**Extracted entries**
***
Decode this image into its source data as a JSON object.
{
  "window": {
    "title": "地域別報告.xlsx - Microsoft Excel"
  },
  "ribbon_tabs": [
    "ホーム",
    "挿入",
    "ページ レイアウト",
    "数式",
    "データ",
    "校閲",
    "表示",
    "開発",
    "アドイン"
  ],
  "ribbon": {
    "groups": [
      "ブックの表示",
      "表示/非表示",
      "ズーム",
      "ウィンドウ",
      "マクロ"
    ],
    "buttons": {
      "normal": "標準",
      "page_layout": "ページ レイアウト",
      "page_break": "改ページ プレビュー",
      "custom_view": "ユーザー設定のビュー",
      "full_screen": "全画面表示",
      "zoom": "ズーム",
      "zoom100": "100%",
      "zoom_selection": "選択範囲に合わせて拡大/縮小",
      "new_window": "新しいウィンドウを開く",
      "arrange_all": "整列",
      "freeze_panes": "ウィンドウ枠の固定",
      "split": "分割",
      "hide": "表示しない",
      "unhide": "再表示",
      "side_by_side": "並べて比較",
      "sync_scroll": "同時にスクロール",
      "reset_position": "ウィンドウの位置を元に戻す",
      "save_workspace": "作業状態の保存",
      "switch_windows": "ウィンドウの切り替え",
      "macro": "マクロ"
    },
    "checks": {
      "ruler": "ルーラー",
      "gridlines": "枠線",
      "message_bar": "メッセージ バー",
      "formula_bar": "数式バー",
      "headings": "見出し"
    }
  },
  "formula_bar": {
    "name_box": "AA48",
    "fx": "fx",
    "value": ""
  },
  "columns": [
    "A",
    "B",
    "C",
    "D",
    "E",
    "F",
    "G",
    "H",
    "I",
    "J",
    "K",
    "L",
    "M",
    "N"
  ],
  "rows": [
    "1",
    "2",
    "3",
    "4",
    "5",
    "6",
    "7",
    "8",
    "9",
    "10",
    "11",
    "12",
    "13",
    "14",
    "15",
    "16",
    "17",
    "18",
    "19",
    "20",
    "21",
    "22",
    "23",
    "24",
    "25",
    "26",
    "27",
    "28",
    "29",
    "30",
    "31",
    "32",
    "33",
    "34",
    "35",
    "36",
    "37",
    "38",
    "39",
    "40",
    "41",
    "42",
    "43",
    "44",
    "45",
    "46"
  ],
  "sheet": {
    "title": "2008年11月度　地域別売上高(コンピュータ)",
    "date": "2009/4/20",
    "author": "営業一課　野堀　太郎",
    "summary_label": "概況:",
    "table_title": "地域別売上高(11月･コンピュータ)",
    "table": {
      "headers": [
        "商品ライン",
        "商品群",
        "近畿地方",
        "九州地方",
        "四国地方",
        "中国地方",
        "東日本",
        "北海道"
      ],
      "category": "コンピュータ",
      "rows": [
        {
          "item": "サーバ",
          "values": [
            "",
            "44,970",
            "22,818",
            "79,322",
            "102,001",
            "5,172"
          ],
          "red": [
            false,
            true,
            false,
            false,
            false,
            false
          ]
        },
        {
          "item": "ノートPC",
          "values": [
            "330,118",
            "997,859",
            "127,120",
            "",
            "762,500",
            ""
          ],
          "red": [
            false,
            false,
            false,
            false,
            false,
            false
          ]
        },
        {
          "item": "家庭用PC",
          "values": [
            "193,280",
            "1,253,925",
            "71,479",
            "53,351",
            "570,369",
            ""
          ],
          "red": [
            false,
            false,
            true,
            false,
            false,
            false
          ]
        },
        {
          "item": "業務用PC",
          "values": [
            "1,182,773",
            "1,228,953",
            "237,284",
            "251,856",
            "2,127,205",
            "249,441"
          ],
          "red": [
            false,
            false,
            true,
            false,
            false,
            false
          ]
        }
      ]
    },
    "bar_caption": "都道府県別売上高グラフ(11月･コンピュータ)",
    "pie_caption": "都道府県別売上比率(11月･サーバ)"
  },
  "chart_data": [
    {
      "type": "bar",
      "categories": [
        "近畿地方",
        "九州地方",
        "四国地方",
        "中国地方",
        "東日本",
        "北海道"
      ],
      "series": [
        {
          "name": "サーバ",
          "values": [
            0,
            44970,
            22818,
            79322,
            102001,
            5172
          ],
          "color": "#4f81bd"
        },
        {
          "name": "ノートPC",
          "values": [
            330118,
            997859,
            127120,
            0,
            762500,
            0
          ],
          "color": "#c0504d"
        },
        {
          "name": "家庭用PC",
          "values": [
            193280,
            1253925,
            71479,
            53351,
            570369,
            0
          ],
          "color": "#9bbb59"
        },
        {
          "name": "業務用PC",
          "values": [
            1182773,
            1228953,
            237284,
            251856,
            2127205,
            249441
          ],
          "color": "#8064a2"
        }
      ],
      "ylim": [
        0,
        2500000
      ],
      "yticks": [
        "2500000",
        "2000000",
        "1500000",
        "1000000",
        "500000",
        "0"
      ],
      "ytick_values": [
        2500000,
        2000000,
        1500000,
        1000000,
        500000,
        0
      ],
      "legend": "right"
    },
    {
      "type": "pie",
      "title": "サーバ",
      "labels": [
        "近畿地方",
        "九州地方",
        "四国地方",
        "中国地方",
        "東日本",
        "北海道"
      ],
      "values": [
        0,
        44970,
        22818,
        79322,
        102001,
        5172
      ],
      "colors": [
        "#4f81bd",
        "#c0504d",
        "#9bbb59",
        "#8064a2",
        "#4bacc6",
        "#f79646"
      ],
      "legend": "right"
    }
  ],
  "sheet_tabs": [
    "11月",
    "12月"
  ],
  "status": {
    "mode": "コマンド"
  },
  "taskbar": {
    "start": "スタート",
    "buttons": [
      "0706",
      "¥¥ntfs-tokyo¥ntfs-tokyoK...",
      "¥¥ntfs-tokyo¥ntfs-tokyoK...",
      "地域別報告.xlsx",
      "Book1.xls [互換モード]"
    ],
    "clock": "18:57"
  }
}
***
Scan the material and collect every line that contains "xlsx".

**Exercise answer**
    "title": "地域別報告.xlsx - Microsoft Excel"
      "地域別報告.xlsx",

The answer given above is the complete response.